§ Set task
Pull every line that holds the word "JSON" from the entries.

=-=-=-=-=

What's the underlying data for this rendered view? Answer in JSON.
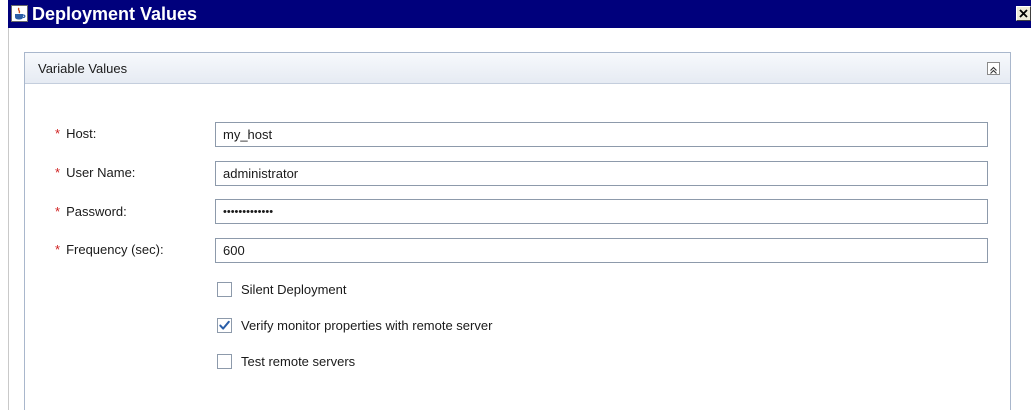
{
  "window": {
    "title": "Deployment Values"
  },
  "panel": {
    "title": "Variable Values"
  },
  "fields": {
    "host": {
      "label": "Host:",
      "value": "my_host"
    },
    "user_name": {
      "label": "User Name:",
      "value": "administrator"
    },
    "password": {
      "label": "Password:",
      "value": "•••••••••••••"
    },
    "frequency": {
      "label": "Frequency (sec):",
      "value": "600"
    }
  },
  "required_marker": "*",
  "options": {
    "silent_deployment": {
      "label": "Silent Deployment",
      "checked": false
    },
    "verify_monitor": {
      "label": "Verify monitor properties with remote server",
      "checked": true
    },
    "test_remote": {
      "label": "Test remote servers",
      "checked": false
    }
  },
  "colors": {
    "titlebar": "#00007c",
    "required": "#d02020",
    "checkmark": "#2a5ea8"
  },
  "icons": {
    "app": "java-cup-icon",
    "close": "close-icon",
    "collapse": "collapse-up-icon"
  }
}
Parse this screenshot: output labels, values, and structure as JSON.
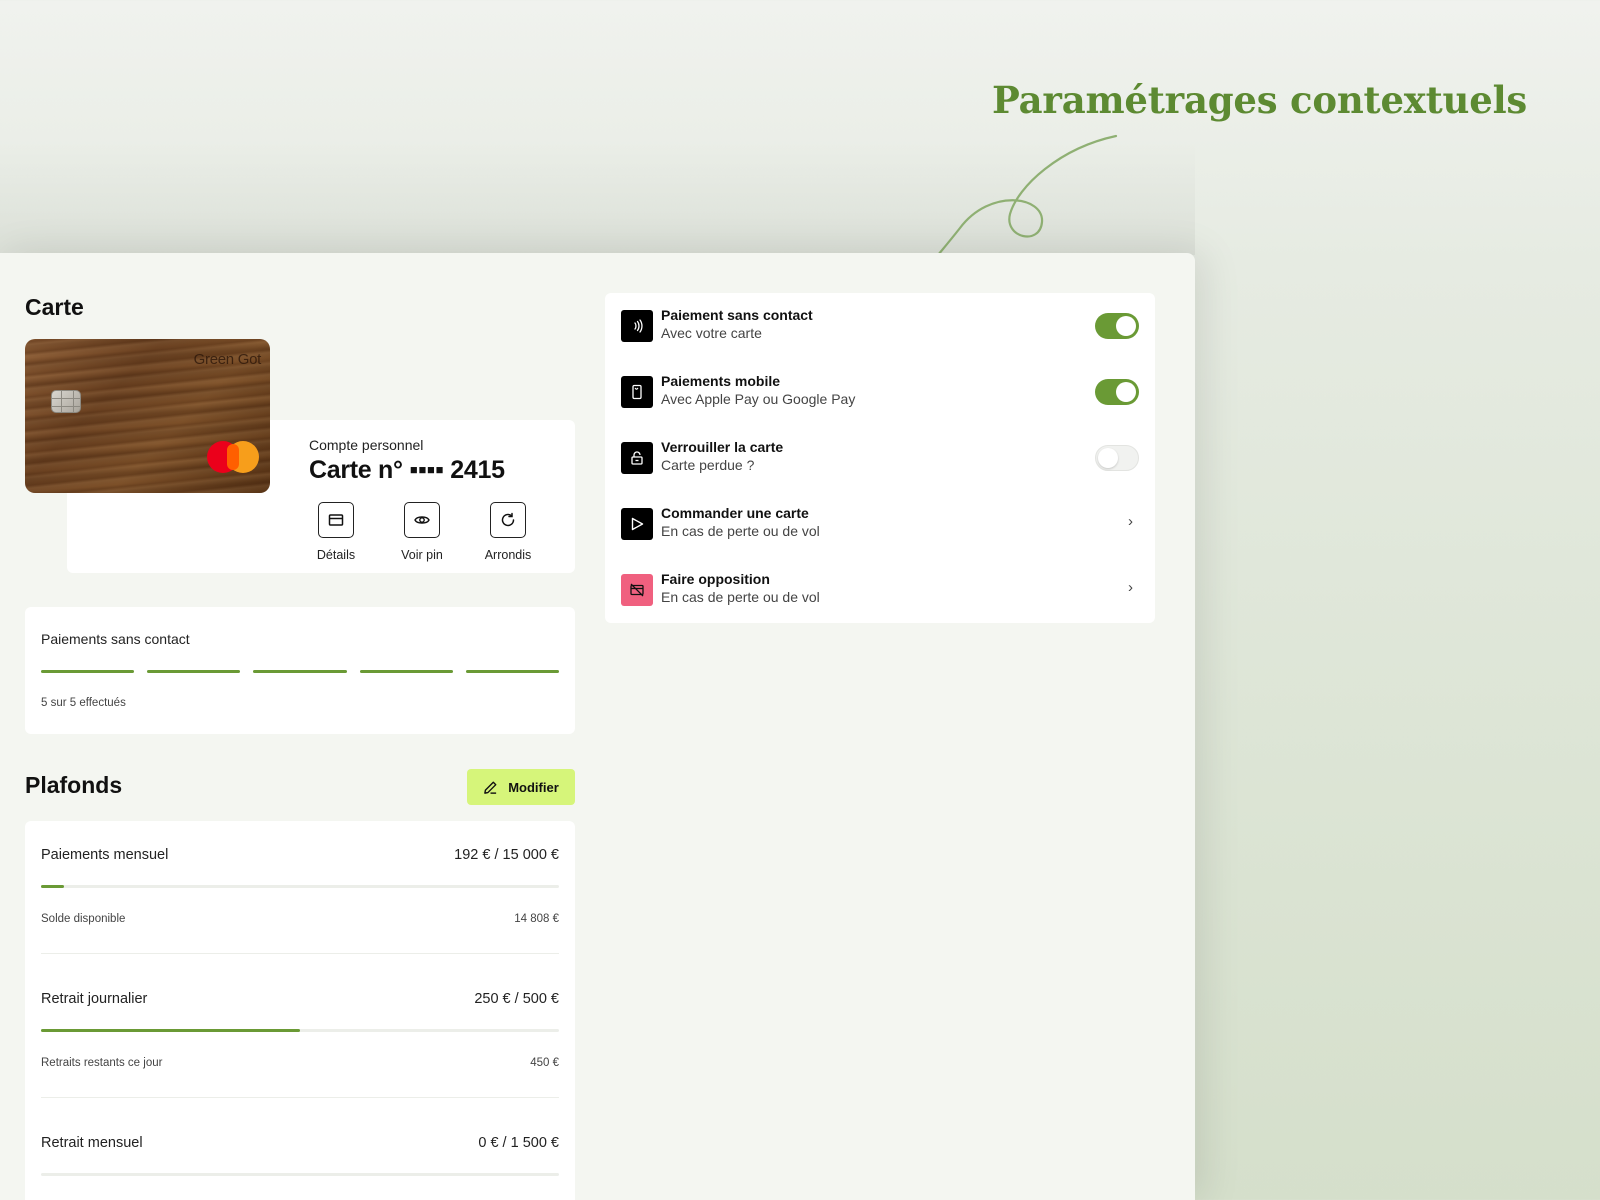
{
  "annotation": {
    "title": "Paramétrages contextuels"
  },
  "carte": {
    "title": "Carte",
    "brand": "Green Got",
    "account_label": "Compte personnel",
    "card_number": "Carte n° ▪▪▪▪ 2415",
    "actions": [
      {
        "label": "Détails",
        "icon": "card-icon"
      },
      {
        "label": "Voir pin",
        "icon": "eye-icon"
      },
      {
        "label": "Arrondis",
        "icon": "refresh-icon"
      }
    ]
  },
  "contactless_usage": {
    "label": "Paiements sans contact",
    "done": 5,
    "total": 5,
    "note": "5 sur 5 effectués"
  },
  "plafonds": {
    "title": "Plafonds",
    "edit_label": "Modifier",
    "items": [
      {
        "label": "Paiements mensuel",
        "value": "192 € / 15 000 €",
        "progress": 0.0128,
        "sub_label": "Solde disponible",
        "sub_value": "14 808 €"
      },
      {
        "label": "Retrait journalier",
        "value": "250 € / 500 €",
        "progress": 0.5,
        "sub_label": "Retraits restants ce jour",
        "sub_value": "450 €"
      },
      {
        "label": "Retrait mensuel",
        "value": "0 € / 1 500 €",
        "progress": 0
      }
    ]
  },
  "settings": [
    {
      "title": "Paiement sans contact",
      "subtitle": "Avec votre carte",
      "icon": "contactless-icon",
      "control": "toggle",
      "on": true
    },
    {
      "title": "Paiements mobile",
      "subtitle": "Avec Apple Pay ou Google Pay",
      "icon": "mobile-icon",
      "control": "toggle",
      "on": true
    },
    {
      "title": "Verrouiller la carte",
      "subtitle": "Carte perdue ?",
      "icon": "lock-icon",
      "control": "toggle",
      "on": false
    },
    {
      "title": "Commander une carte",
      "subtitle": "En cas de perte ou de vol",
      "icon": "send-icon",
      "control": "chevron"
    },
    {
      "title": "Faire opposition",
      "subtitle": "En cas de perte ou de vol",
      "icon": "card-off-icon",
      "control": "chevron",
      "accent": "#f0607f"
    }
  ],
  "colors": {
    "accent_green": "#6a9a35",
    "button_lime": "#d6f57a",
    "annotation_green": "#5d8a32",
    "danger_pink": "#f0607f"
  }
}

=-=-=-=-=

§ Answer
What's the underlying data for this rendered view? Answer in JSON.
Parse this screenshot: output labels, values, and structure as JSON.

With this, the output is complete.